◆ Work required ◆
All the data must come back unchanged, except that pictures are left out.
────────────────
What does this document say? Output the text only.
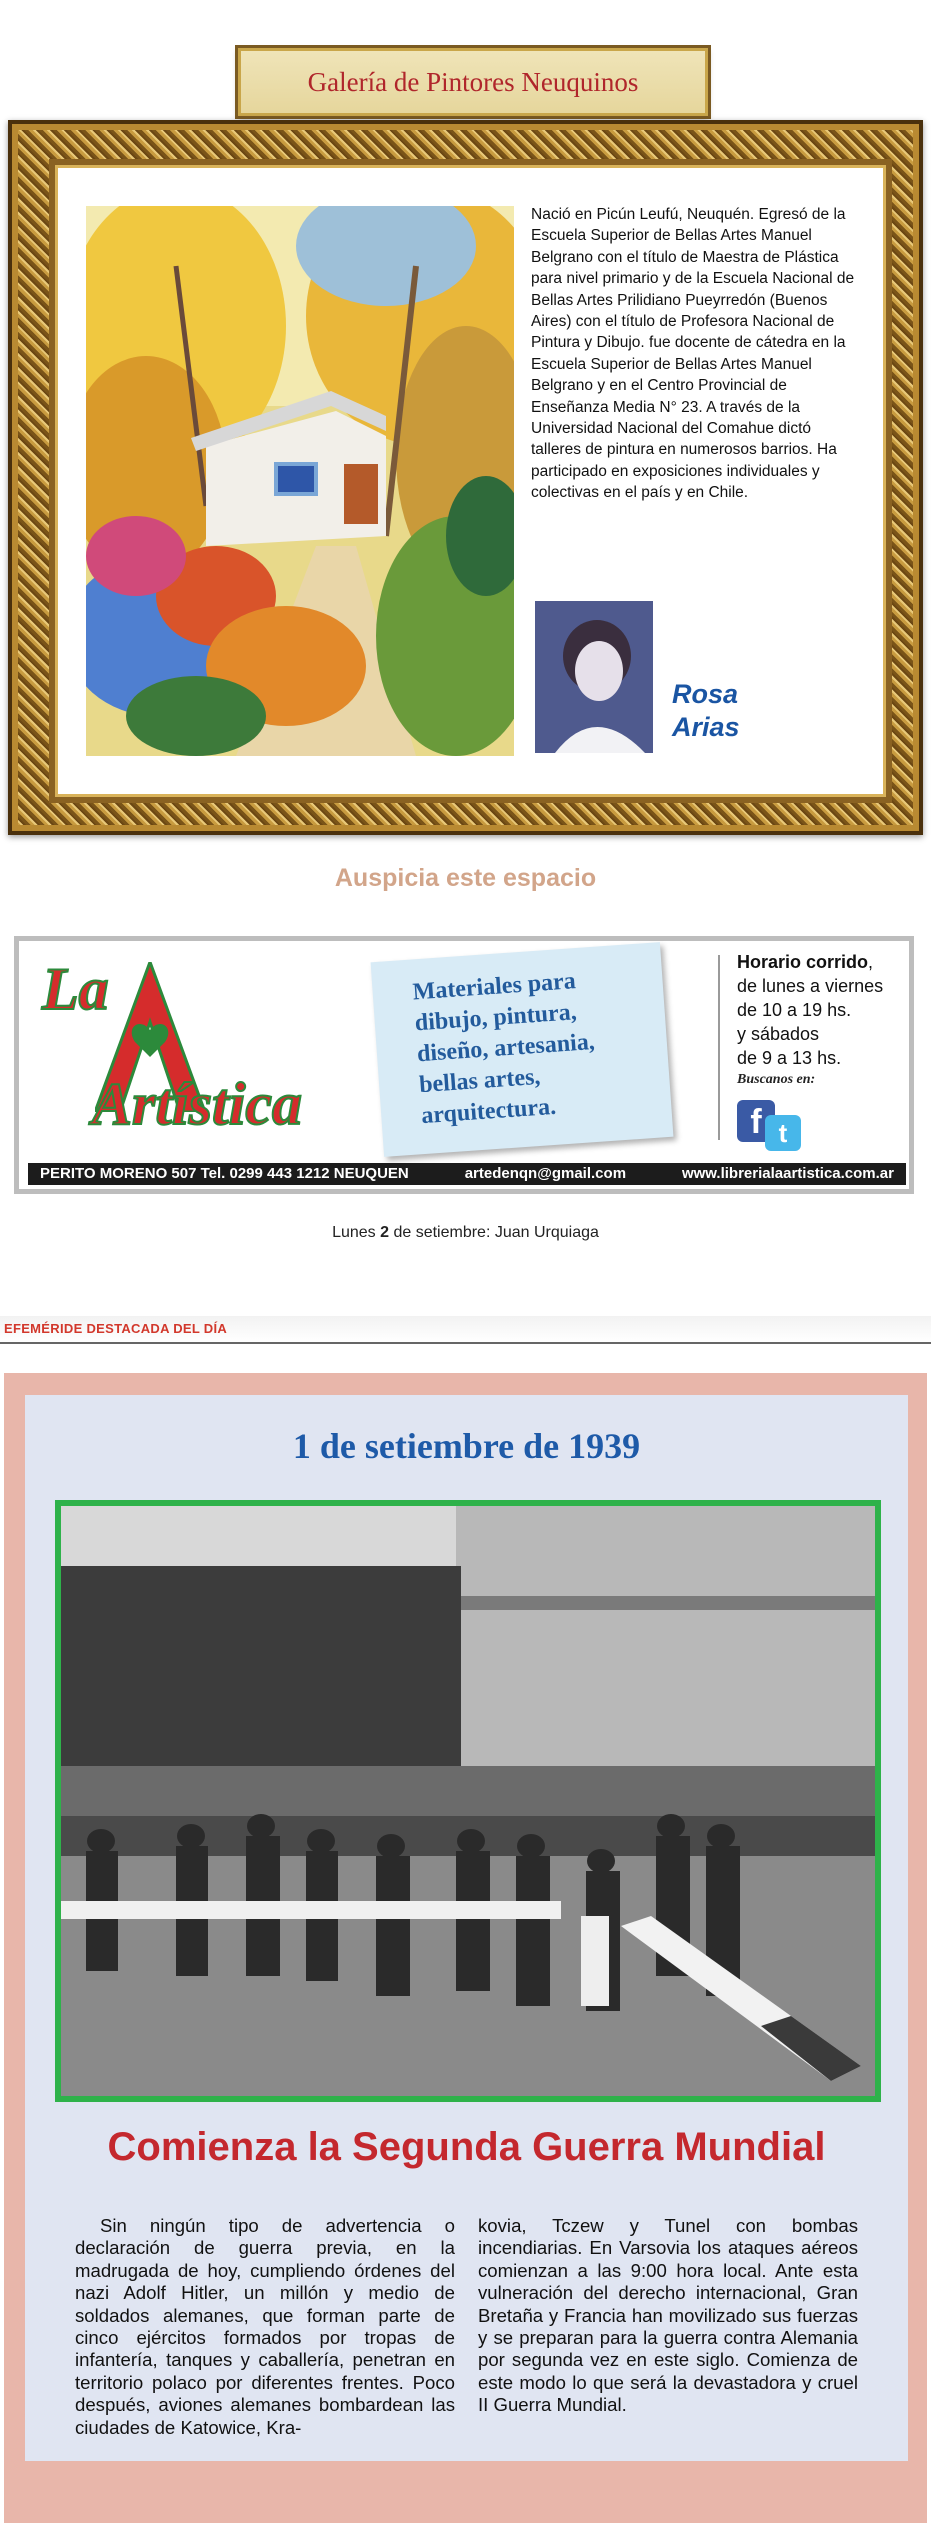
Galería de Pintores Neuquinos
Nació en Picún Leufú, Neuquén. Egresó de la Escuela Superior de Bellas Artes Manuel Belgrano con el título de Maestra de Plástica para nivel primario y de la Escuela Nacional de Bellas Artes Prilidiano Pueyrredón (Buenos Aires) con el título de Profesora Nacional de Pintura y Dibujo. fue docente de cátedra en la Escuela Superior de Bellas Artes Manuel Belgrano y en el Centro Provincial de Enseñanza Media N° 23. A través de la Universidad Nacional del Comahue dictó talleres de pintura en numerosos barrios. Ha participado en exposiciones individuales y colectivas en el país y en Chile.
Rosa
Arias
Auspicia este espacio
La
Artística
Materiales para
dibujo, pintura,
diseño, artesania,
bellas artes,
arquitectura.
Horario corrido,
de lunes a viernes
de 10 a 19 hs.
y sábados
de 9 a 13 hs.
Buscanos en:
f t
PERITO MORENO 507 Tel. 0299 443 1212 NEUQUEN	artedenqn@gmail.com	www.librerialaartistica.com.ar
Lunes 2 de setiembre: Juan Urquiaga
EFEMÉRIDE DESTACADA DEL DÍA
1 de setiembre de 1939
Comienza la Segunda Guerra Mundial
Sin ningún tipo de advertencia o declaración de guerra previa, en la madrugada de hoy, cumpliendo órdenes del nazi Adolf Hitler, un millón y medio de soldados alemanes, que forman parte de cinco ejércitos formados por tropas de infantería, tanques y caballería, penetran en territorio polaco por diferentes frentes. Poco después, aviones alemanes bombardean las ciudades de Katowice, Kra-
kovia, Tczew y Tunel con bombas incendiarias. En Varsovia los ataques aéreos comienzan a las 9:00 hora local. Ante esta vulneración del derecho internacional, Gran Bretaña y Francia han movilizado sus fuerzas y se preparan para la guerra contra Alemania por segunda vez en este siglo. Comienza de este modo lo que será la devastadora y cruel II Guerra Mundial.
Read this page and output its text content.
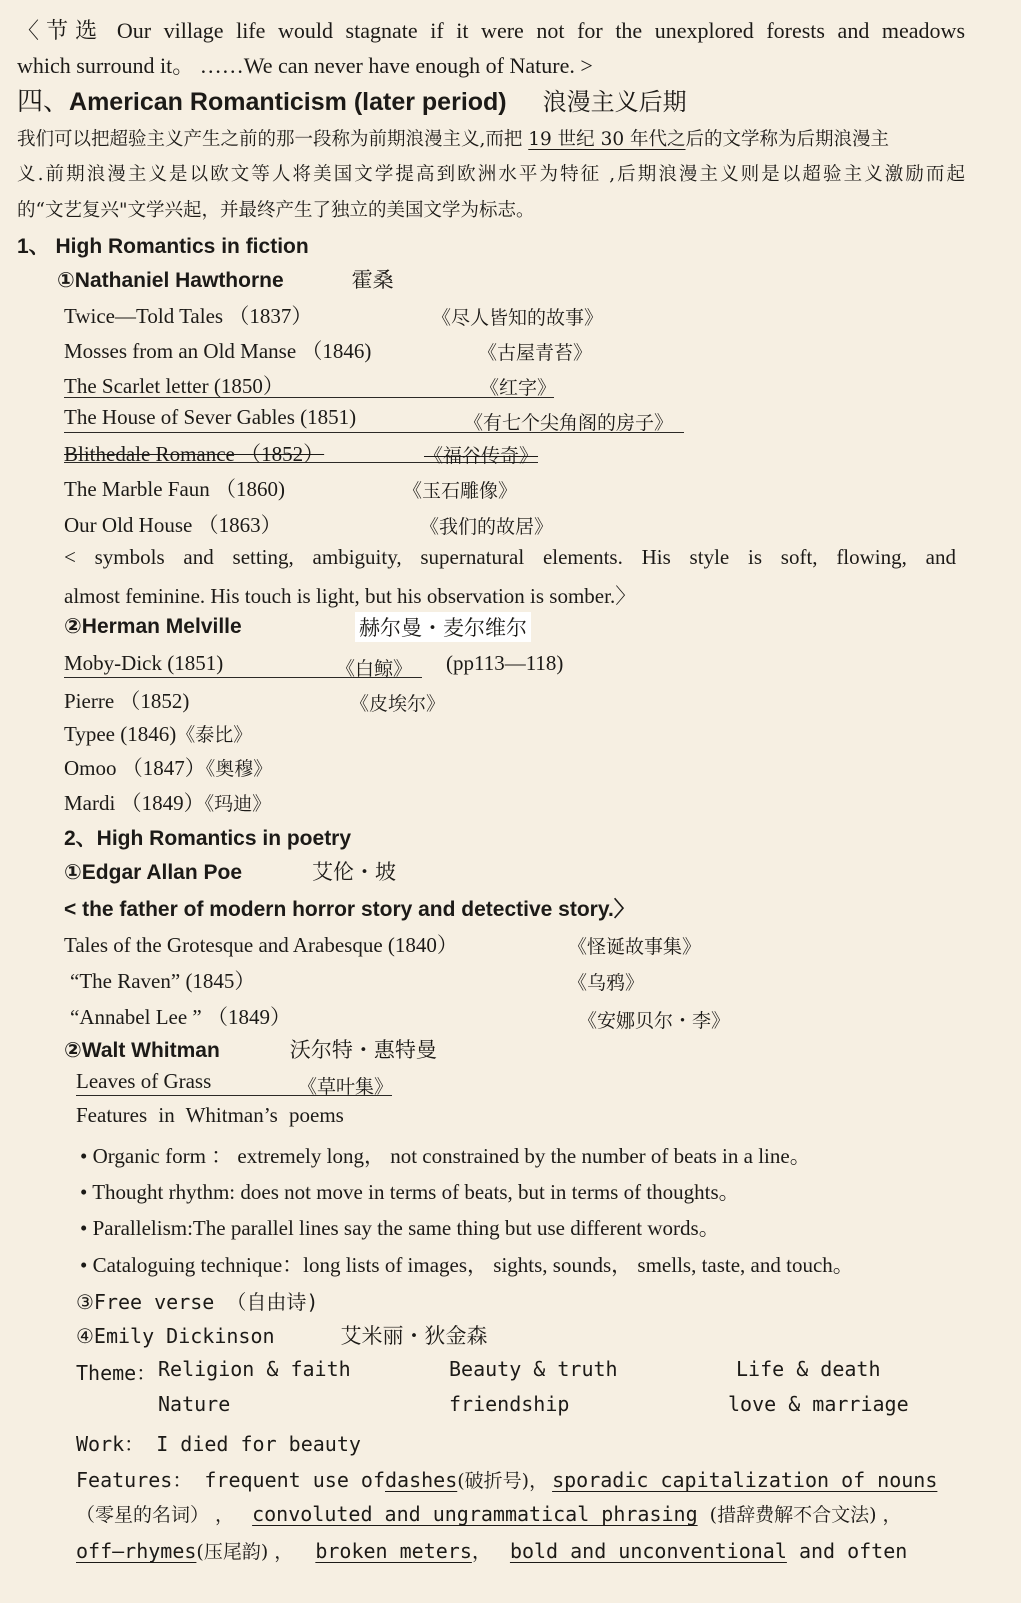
〈节选 Our village life would stagnate if it were not for the unexplored forests and meadows
which surround it。 ……We can never have enough of Nature. >
四、American Romanticism (later period) 浪漫主义后期
我们可以把超验主义产生之前的那一段称为前期浪漫主义,而把 19 世纪 30 年代之后的文学称为后期浪漫主
义.前期浪漫主义是以欧文等人将美国文学提高到欧洲水平为特征 ,后期浪漫主义则是以超验主义激励而起
的“文艺复兴"文学兴起，并最终产生了独立的美国文学为标志。
1、 High Romantics in fiction
①Nathaniel Hawthorne	霍桑
Twice—Told Tales （1837）	《尽人皆知的故事》
Mosses from an Old Manse （1846)	《古屋青苔》
The Scarlet letter (1850）	《红字》
The House of Sever Gables (1851)	《有七个尖角阁的房子》
Blithedale Romance （1852）	《福谷传奇》
The Marble Faun （1860)	《玉石雕像》
Our Old House （1863）	《我们的故居》
< symbols and setting, ambiguity, supernatural elements. His style is soft, flowing, and
almost feminine. His touch is light, but his observation is somber.〉
②Herman Melville	赫尔曼・麦尔维尔
Moby-Dick (1851)	《白鲸》 (pp113—118)
Pierre （1852)	《皮埃尔》
Typee (1846)《泰比》
Omoo （1847）《奥穆》
Mardi （1849）《玛迪》
2、High Romantics in poetry
①Edgar Allan Poe	艾伦・坡
< the father of modern horror story and detective story.〉
Tales of the Grotesque and Arabesque (1840）	《怪诞故事集》
“The Raven” (1845）	《乌鸦》
“Annabel Lee ” （1849）	《安娜贝尔・李》
②Walt Whitman	沃尔特・惠特曼
Leaves of Grass	《草叶集》
Features in Whitman’s poems
• Organic form ： extremely long， not constrained by the number of beats in a line。
• Thought rhythm: does not move in terms of beats, but in terms of thoughts。
• Parallelism:The parallel lines say the same thing but use different words。
• Cataloguing technique：long lists of images， sights, sounds， smells, taste, and touch。
③Free verse （自由诗)
④Emily Dickinson	艾米丽・狄金森
Theme： Religion & faith	Beauty & truth	Life & death
Nature	friendship	love & marriage
Work： I died for beauty
Features： frequent use ofdashes(破折号)， sporadic capitalization of nouns
（零星的名词） ， convoluted and ungrammatical phrasing (措辞费解不合文法) ，
off—rhymes(压尾韵) ， broken meters， bold and unconventional and often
────────────────
◆ Solution to this task ◆
What does this document say? Output the text only.
Galería de Pintores Neuquinos
Nació en Picún Leufú, Neuquén. Egresó de la Escuela Superior de Bellas Artes Manuel Belgrano con el título de Maestra de Plástica para nivel primario y de la Escuela Nacional de Bellas Artes Prilidiano Pueyrredón (Buenos Aires) con el título de Profesora Nacional de Pintura y Dibujo. fue docente de cátedra en la Escuela Superior de Bellas Artes Manuel Belgrano y en el Centro Provincial de Enseñanza Media N° 23. A través de la Universidad Nacional del Comahue dictó talleres de pintura en numerosos barrios. Ha participado en exposiciones individuales y colectivas en el país y en Chile.
Rosa
Arias
Auspicia este espacio
La
Artística
Materiales para
dibujo, pintura,
diseño, artesania,
bellas artes,
arquitectura.
Horario corrido,
de lunes a viernes
de 10 a 19 hs.
y sábados
de 9 a 13 hs.
Buscanos en:
f t
PERITO MORENO 507 Tel. 0299 443 1212 NEUQUEN	artedenqn@gmail.com	www.librerialaartistica.com.ar
Lunes 2 de setiembre: Juan Urquiaga
EFEMÉRIDE DESTACADA DEL DÍA
1 de setiembre de 1939
Comienza la Segunda Guerra Mundial
Sin ningún tipo de advertencia o declaración de guerra previa, en la madrugada de hoy, cumpliendo órdenes del nazi Adolf Hitler, un millón y medio de soldados alemanes, que forman parte de cinco ejércitos formados por tropas de infantería, tanques y caballería, penetran en territorio polaco por diferentes frentes. Poco después, aviones alemanes bombardean las ciudades de Katowice, Kra-
kovia, Tczew y Tunel con bombas incendiarias. En Varsovia los ataques aéreos comienzan a las 9:00 hora local. Ante esta vulneración del derecho internacional, Gran Bretaña y Francia han movilizado sus fuerzas y se preparan para la guerra contra Alemania por segunda vez en este siglo. Comienza de este modo lo que será la devastadora y cruel II Guerra Mundial.
Read this page and output its text content.
〈节选 Our village life would stagnate if it were not for the unexplored forests and meadows
which surround it。 ……We can never have enough of Nature. >
四、American Romanticism (later period) 浪漫主义后期
我们可以把超验主义产生之前的那一段称为前期浪漫主义,而把 19 世纪 30 年代之后的文学称为后期浪漫主
义.前期浪漫主义是以欧文等人将美国文学提高到欧洲水平为特征 ,后期浪漫主义则是以超验主义激励而起
的“文艺复兴"文学兴起，并最终产生了独立的美国文学为标志。
1、 High Romantics in fiction
①Nathaniel Hawthorne	霍桑
Twice—Told Tales （1837）	《尽人皆知的故事》
Mosses from an Old Manse （1846)	《古屋青苔》
The Scarlet letter (1850）	《红字》
The House of Sever Gables (1851)	《有七个尖角阁的房子》
Blithedale Romance （1852）	《福谷传奇》
The Marble Faun （1860)	《玉石雕像》
Our Old House （1863）	《我们的故居》
< symbols and setting, ambiguity, supernatural elements. His style is soft, flowing, and
almost feminine. His touch is light, but his observation is somber.〉
②Herman Melville	赫尔曼・麦尔维尔
Moby-Dick (1851)	《白鲸》 (pp113—118)
Pierre （1852)	《皮埃尔》
Typee (1846)《泰比》
Omoo （1847）《奥穆》
Mardi （1849）《玛迪》
2、High Romantics in poetry
①Edgar Allan Poe	艾伦・坡
< the father of modern horror story and detective story.〉
Tales of the Grotesque and Arabesque (1840）	《怪诞故事集》
“The Raven” (1845）	《乌鸦》
“Annabel Lee ” （1849）	《安娜贝尔・李》
②Walt Whitman	沃尔特・惠特曼
Leaves of Grass	《草叶集》
Features in Whitman’s poems
• Organic form ： extremely long， not constrained by the number of beats in a line。
• Thought rhythm: does not move in terms of beats, but in terms of thoughts。
• Parallelism:The parallel lines say the same thing but use different words。
• Cataloguing technique：long lists of images， sights, sounds， smells, taste, and touch。
③Free verse （自由诗)
④Emily Dickinson	艾米丽・狄金森
Theme： Religion & faith	Beauty & truth	Life & death
Nature	friendship	love & marriage
Work： I died for beauty
Features： frequent use ofdashes(破折号)， sporadic capitalization of nouns
（零星的名词） ， convoluted and ungrammatical phrasing (措辞费解不合文法) ，
off—rhymes(压尾韵) ， broken meters， bold and unconventional and often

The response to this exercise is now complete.